▶ [Exercise goal] Gather from the material every line that contains the string "三项工程".

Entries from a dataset
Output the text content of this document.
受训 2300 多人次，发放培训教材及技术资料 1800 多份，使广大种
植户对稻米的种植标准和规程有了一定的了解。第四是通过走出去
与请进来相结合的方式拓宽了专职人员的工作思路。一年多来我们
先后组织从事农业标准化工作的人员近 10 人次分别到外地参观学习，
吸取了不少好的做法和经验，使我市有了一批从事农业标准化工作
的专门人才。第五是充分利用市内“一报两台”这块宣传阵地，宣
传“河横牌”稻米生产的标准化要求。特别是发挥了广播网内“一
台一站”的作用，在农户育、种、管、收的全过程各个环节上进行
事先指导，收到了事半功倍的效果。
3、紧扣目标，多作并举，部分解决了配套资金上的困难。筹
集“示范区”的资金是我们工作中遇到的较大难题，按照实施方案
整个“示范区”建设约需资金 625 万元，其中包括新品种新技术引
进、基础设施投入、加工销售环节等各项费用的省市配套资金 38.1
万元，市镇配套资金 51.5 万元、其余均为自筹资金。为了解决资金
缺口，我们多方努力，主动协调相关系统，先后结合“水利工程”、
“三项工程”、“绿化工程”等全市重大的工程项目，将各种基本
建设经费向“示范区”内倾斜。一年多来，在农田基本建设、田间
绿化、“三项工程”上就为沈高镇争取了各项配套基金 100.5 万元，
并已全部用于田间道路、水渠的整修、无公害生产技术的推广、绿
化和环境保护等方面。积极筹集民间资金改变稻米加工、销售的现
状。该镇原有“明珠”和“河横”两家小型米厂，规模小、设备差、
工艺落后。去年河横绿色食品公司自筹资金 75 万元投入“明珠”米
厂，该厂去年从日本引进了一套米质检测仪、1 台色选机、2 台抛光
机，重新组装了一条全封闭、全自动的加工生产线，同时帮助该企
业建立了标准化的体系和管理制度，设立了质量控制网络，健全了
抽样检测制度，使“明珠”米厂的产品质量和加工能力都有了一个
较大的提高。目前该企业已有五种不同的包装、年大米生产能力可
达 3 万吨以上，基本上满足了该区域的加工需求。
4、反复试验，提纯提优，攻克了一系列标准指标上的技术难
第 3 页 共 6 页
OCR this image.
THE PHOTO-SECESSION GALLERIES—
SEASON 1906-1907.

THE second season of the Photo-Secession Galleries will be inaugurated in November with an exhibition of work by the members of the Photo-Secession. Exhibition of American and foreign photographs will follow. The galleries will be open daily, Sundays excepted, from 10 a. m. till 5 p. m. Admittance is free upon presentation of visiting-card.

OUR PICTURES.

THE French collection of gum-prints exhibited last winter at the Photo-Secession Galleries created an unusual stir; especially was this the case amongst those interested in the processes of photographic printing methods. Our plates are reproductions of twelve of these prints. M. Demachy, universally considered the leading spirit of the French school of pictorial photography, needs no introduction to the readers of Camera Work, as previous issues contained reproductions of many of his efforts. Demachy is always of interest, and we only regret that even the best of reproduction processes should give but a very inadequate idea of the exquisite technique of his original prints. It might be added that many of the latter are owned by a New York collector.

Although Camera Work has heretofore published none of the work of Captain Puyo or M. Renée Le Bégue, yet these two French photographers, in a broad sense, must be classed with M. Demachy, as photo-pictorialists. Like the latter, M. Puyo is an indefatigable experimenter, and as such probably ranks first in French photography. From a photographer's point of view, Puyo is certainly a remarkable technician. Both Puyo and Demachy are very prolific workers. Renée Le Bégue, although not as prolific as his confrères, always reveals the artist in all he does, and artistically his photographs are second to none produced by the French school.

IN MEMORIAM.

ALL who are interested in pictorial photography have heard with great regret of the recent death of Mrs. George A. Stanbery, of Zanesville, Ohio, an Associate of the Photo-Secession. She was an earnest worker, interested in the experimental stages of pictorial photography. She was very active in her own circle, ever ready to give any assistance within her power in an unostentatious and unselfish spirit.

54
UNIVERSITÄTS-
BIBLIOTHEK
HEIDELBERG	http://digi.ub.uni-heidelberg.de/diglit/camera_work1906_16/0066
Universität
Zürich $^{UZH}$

▶ [Solved exercise]
“三项工程”、“绿化工程”等全市重大的工程项目，将各种基本
绿化、“三项工程”上就为沈高镇争取了各项配套基金 100.5 万元，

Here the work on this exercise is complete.